[Stored records]
** BEGIN **
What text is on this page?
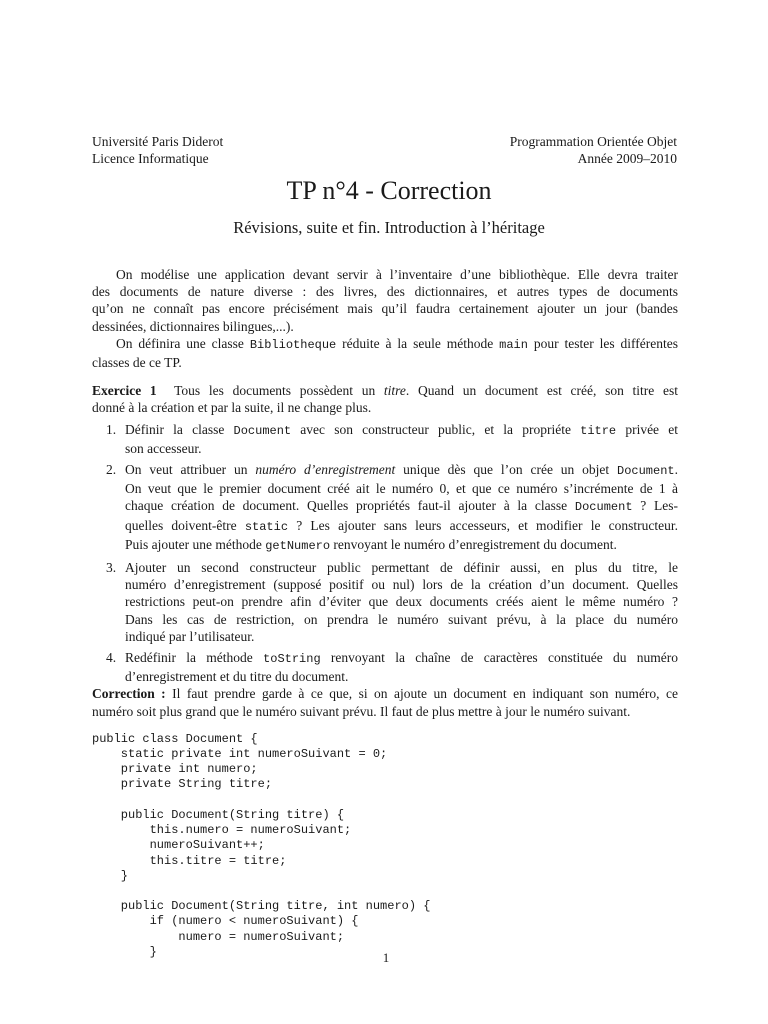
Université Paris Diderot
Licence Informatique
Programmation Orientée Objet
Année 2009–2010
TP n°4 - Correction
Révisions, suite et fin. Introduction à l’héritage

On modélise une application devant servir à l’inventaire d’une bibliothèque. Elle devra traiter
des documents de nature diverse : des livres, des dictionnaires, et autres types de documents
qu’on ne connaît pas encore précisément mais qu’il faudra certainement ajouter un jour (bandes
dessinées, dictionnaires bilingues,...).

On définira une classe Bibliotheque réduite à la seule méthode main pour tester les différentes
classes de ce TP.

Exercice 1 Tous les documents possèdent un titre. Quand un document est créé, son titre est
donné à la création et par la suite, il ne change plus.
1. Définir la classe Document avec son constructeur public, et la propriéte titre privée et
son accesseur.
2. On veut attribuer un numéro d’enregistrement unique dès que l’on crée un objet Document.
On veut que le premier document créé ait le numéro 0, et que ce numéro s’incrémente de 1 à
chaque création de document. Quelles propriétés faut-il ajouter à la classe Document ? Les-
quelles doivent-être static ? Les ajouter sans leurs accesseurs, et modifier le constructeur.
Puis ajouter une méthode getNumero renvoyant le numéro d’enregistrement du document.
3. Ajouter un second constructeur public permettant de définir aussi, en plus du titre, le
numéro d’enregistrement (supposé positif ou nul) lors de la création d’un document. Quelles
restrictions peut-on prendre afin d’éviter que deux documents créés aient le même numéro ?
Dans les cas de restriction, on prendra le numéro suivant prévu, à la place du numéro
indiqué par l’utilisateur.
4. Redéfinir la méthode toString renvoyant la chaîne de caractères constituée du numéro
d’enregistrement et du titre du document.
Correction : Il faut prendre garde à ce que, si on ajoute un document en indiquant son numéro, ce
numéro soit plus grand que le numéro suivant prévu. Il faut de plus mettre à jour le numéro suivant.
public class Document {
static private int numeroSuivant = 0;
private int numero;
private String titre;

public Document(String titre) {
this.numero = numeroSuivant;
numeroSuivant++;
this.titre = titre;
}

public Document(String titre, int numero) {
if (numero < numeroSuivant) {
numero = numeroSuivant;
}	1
** END **
** BEGIN **
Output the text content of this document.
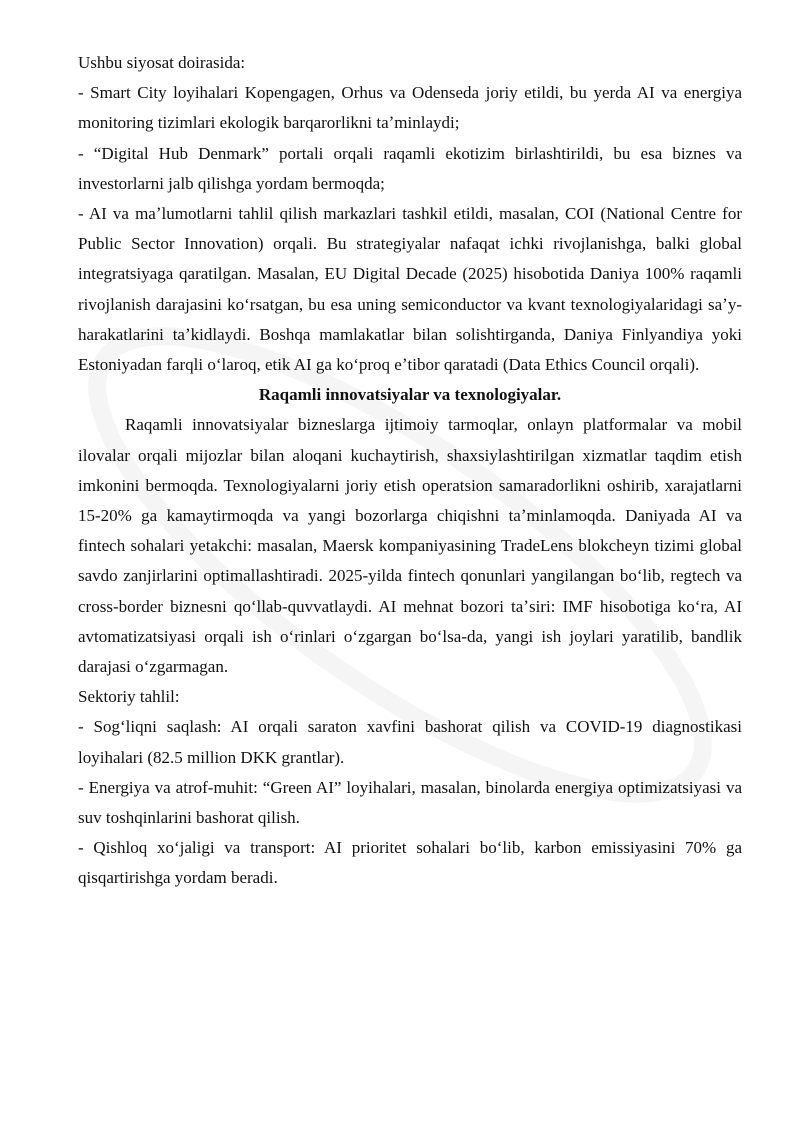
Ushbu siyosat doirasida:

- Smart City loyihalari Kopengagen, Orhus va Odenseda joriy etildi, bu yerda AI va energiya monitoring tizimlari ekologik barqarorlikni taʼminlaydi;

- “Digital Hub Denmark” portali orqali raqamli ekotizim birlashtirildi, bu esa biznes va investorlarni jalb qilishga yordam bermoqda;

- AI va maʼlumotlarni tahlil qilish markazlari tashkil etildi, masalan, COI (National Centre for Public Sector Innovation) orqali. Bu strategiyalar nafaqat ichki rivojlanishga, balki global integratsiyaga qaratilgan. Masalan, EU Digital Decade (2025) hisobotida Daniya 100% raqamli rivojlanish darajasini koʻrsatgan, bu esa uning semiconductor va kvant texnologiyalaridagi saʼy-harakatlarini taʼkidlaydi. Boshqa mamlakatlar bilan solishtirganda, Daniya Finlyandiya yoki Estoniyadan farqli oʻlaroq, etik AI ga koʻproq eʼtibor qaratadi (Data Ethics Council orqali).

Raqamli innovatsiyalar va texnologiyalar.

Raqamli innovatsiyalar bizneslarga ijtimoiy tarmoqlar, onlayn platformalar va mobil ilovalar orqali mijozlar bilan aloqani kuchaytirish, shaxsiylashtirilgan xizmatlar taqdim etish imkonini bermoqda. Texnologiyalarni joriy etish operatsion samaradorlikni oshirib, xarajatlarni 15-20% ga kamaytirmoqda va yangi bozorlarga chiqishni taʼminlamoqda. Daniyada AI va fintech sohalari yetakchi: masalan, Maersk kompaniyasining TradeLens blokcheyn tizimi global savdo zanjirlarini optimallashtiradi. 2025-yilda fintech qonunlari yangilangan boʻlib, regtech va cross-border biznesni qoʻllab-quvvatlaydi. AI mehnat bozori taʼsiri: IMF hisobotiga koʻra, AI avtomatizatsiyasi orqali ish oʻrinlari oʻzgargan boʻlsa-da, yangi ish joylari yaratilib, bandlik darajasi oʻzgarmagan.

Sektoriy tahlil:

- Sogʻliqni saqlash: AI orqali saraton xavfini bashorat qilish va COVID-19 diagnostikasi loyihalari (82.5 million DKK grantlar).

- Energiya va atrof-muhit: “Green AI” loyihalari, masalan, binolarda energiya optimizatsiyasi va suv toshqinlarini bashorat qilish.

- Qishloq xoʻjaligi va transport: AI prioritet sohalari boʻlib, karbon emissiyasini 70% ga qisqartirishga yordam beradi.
** END **
What needs to be done - What is the number of lines in this material that hold the string "jour"? Answer with that number only.

Final answer - 2